**WHAT TO WORK ON**
Output every entry exactly as given.

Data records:
________
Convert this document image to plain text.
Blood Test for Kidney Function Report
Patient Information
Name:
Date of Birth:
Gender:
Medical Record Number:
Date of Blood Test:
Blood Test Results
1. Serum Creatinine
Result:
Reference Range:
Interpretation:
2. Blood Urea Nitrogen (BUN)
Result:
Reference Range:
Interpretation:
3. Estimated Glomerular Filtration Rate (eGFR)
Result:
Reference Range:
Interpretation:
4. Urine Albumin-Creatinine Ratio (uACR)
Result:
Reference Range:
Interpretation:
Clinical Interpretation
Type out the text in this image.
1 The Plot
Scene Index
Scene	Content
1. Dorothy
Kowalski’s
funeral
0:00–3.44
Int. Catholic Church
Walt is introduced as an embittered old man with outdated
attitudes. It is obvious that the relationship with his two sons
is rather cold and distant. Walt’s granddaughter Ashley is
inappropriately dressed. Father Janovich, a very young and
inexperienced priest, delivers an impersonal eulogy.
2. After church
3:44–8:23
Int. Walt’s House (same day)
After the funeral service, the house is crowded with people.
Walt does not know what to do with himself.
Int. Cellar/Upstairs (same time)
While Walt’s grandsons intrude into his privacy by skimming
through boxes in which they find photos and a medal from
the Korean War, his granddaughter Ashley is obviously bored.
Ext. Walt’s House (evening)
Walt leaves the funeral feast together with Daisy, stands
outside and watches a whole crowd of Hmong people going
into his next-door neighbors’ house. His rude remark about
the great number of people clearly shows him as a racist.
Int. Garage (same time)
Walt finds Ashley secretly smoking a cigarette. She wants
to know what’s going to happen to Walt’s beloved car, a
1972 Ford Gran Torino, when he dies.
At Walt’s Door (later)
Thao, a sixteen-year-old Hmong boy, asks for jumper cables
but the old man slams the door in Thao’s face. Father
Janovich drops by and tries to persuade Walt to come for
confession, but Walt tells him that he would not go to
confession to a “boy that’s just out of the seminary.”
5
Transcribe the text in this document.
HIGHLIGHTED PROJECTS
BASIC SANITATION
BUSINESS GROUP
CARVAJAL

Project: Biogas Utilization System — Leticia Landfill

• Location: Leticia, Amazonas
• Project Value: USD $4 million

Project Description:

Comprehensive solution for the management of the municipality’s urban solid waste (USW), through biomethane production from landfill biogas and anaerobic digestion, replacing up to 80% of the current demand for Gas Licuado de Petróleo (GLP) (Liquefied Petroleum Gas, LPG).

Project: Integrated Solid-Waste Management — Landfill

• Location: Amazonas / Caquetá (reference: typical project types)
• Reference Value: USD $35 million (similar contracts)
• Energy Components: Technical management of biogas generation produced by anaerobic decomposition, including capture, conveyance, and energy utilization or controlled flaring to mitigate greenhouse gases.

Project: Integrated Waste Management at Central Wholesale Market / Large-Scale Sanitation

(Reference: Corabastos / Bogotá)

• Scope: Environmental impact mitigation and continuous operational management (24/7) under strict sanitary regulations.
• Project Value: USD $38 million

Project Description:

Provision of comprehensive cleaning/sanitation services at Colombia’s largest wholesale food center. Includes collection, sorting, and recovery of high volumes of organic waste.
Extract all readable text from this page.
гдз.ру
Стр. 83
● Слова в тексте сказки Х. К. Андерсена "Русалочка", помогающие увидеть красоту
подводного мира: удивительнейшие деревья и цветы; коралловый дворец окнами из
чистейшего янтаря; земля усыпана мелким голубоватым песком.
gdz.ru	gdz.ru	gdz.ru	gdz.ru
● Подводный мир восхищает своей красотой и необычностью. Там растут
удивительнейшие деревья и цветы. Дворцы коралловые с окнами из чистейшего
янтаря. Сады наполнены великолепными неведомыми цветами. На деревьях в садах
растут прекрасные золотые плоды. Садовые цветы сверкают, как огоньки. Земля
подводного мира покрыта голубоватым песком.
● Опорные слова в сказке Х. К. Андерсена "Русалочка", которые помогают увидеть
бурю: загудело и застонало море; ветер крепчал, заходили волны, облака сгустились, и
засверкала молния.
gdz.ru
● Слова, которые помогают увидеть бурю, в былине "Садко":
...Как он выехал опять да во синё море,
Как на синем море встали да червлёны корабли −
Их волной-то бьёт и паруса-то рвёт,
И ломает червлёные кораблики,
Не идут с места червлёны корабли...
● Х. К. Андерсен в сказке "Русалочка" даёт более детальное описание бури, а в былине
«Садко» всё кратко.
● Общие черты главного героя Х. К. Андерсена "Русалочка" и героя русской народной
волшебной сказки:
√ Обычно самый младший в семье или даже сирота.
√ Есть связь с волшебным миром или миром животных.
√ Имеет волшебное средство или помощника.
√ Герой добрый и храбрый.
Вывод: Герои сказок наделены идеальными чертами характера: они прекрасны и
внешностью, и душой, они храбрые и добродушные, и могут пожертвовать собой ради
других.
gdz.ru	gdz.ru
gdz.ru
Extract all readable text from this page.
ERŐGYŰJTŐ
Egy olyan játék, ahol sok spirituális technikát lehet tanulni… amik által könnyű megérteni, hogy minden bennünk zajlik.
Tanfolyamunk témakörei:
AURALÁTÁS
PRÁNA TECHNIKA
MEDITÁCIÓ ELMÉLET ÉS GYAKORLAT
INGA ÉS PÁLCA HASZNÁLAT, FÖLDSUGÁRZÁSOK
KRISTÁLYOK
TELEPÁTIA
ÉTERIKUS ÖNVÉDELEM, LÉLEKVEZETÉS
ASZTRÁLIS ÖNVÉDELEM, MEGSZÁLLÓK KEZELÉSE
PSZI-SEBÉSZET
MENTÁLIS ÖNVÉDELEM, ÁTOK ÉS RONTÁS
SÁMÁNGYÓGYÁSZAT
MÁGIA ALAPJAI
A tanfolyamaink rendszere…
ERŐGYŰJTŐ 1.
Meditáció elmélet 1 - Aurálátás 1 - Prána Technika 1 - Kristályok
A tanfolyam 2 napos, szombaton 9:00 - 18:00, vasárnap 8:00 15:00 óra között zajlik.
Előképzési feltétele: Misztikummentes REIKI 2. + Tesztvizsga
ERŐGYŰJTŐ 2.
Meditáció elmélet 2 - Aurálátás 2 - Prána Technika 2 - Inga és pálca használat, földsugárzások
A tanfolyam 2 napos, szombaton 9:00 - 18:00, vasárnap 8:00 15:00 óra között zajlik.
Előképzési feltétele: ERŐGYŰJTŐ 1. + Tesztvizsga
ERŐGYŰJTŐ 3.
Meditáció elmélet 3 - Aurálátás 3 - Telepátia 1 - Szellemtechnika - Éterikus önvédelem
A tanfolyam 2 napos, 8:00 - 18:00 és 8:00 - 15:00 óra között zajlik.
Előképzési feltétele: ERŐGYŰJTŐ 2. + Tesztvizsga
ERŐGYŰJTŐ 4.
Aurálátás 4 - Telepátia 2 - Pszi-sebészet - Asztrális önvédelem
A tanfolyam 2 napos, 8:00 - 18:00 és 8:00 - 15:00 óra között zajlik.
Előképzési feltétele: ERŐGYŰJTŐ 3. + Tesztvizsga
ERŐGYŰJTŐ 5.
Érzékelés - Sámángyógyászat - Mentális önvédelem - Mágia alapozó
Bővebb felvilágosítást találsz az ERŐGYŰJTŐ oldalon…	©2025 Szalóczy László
________
**RESPONSE BELOW**
Convert this document image to plain text.
Blood Test for Kidney Function Report
Patient Information
Name:
Date of Birth:
Gender:
Medical Record Number:
Date of Blood Test:
Blood Test Results
1. Serum Creatinine
Result:
Reference Range:
Interpretation:
2. Blood Urea Nitrogen (BUN)
Result:
Reference Range:
Interpretation:
3. Estimated Glomerular Filtration Rate (eGFR)
Result:
Reference Range:
Interpretation:
4. Urine Albumin-Creatinine Ratio (uACR)
Result:
Reference Range:
Interpretation:
Clinical Interpretation
Type out the text in this image.
1 The Plot
Scene Index
Scene	Content
1. Dorothy
Kowalski’s
funeral
0:00–3.44
Int. Catholic Church
Walt is introduced as an embittered old man with outdated
attitudes. It is obvious that the relationship with his two sons
is rather cold and distant. Walt’s granddaughter Ashley is
inappropriately dressed. Father Janovich, a very young and
inexperienced priest, delivers an impersonal eulogy.
2. After church
3:44–8:23
Int. Walt’s House (same day)
After the funeral service, the house is crowded with people.
Walt does not know what to do with himself.
Int. Cellar/Upstairs (same time)
While Walt’s grandsons intrude into his privacy by skimming
through boxes in which they find photos and a medal from
the Korean War, his granddaughter Ashley is obviously bored.
Ext. Walt’s House (evening)
Walt leaves the funeral feast together with Daisy, stands
outside and watches a whole crowd of Hmong people going
into his next-door neighbors’ house. His rude remark about
the great number of people clearly shows him as a racist.
Int. Garage (same time)
Walt finds Ashley secretly smoking a cigarette. She wants
to know what’s going to happen to Walt’s beloved car, a
1972 Ford Gran Torino, when he dies.
At Walt’s Door (later)
Thao, a sixteen-year-old Hmong boy, asks for jumper cables
but the old man slams the door in Thao’s face. Father
Janovich drops by and tries to persuade Walt to come for
confession, but Walt tells him that he would not go to
confession to a “boy that’s just out of the seminary.”
5
Transcribe the text in this document.
HIGHLIGHTED PROJECTS
BASIC SANITATION
BUSINESS GROUP
CARVAJAL

Project: Biogas Utilization System — Leticia Landfill

• Location: Leticia, Amazonas
• Project Value: USD $4 million

Project Description:

Comprehensive solution for the management of the municipality’s urban solid waste (USW), through biomethane production from landfill biogas and anaerobic digestion, replacing up to 80% of the current demand for Gas Licuado de Petróleo (GLP) (Liquefied Petroleum Gas, LPG).

Project: Integrated Solid-Waste Management — Landfill

• Location: Amazonas / Caquetá (reference: typical project types)
• Reference Value: USD $35 million (similar contracts)
• Energy Components: Technical management of biogas generation produced by anaerobic decomposition, including capture, conveyance, and energy utilization or controlled flaring to mitigate greenhouse gases.

Project: Integrated Waste Management at Central Wholesale Market / Large-Scale Sanitation

(Reference: Corabastos / Bogotá)

• Scope: Environmental impact mitigation and continuous operational management (24/7) under strict sanitary regulations.
• Project Value: USD $38 million

Project Description:

Provision of comprehensive cleaning/sanitation services at Colombia’s largest wholesale food center. Includes collection, sorting, and recovery of high volumes of organic waste.
Extract all readable text from this page.
гдз.ру
Стр. 83
● Слова в тексте сказки Х. К. Андерсена "Русалочка", помогающие увидеть красоту
подводного мира: удивительнейшие деревья и цветы; коралловый дворец окнами из
чистейшего янтаря; земля усыпана мелким голубоватым песком.
gdz.ru	gdz.ru	gdz.ru	gdz.ru
● Подводный мир восхищает своей красотой и необычностью. Там растут
удивительнейшие деревья и цветы. Дворцы коралловые с окнами из чистейшего
янтаря. Сады наполнены великолепными неведомыми цветами. На деревьях в садах
растут прекрасные золотые плоды. Садовые цветы сверкают, как огоньки. Земля
подводного мира покрыта голубоватым песком.
● Опорные слова в сказке Х. К. Андерсена "Русалочка", которые помогают увидеть
бурю: загудело и застонало море; ветер крепчал, заходили волны, облака сгустились, и
засверкала молния.
gdz.ru
● Слова, которые помогают увидеть бурю, в былине "Садко":
...Как он выехал опять да во синё море,
Как на синем море встали да червлёны корабли −
Их волной-то бьёт и паруса-то рвёт,
И ломает червлёные кораблики,
Не идут с места червлёны корабли...
● Х. К. Андерсен в сказке "Русалочка" даёт более детальное описание бури, а в былине
«Садко» всё кратко.
● Общие черты главного героя Х. К. Андерсена "Русалочка" и героя русской народной
волшебной сказки:
√ Обычно самый младший в семье или даже сирота.
√ Есть связь с волшебным миром или миром животных.
√ Имеет волшебное средство или помощника.
√ Герой добрый и храбрый.
Вывод: Герои сказок наделены идеальными чертами характера: они прекрасны и
внешностью, и душой, они храбрые и добродушные, и могут пожертвовать собой ради
других.
gdz.ru	gdz.ru
gdz.ru
Extract all readable text from this page.
ERŐGYŰJTŐ
Egy olyan játék, ahol sok spirituális technikát lehet tanulni… amik által könnyű megérteni, hogy minden bennünk zajlik.
Tanfolyamunk témakörei:
AURALÁTÁS
PRÁNA TECHNIKA
MEDITÁCIÓ ELMÉLET ÉS GYAKORLAT
INGA ÉS PÁLCA HASZNÁLAT, FÖLDSUGÁRZÁSOK
KRISTÁLYOK
TELEPÁTIA
ÉTERIKUS ÖNVÉDELEM, LÉLEKVEZETÉS
ASZTRÁLIS ÖNVÉDELEM, MEGSZÁLLÓK KEZELÉSE
PSZI-SEBÉSZET
MENTÁLIS ÖNVÉDELEM, ÁTOK ÉS RONTÁS
SÁMÁNGYÓGYÁSZAT
MÁGIA ALAPJAI
A tanfolyamaink rendszere…
ERŐGYŰJTŐ 1.
Meditáció elmélet 1 - Aurálátás 1 - Prána Technika 1 - Kristályok
A tanfolyam 2 napos, szombaton 9:00 - 18:00, vasárnap 8:00 15:00 óra között zajlik.
Előképzési feltétele: Misztikummentes REIKI 2. + Tesztvizsga
ERŐGYŰJTŐ 2.
Meditáció elmélet 2 - Aurálátás 2 - Prána Technika 2 - Inga és pálca használat, földsugárzások
A tanfolyam 2 napos, szombaton 9:00 - 18:00, vasárnap 8:00 15:00 óra között zajlik.
Előképzési feltétele: ERŐGYŰJTŐ 1. + Tesztvizsga
ERŐGYŰJTŐ 3.
Meditáció elmélet 3 - Aurálátás 3 - Telepátia 1 - Szellemtechnika - Éterikus önvédelem
A tanfolyam 2 napos, 8:00 - 18:00 és 8:00 - 15:00 óra között zajlik.
Előképzési feltétele: ERŐGYŰJTŐ 2. + Tesztvizsga
ERŐGYŰJTŐ 4.
Aurálátás 4 - Telepátia 2 - Pszi-sebészet - Asztrális önvédelem
A tanfolyam 2 napos, 8:00 - 18:00 és 8:00 - 15:00 óra között zajlik.
Előképzési feltétele: ERŐGYŰJTŐ 3. + Tesztvizsga
ERŐGYŰJTŐ 5.
Érzékelés - Sámángyógyászat - Mentális önvédelem - Mágia alapozó
Bővebb felvilágosítást találsz az ERŐGYŰJTŐ oldalon…	©2025 Szalóczy László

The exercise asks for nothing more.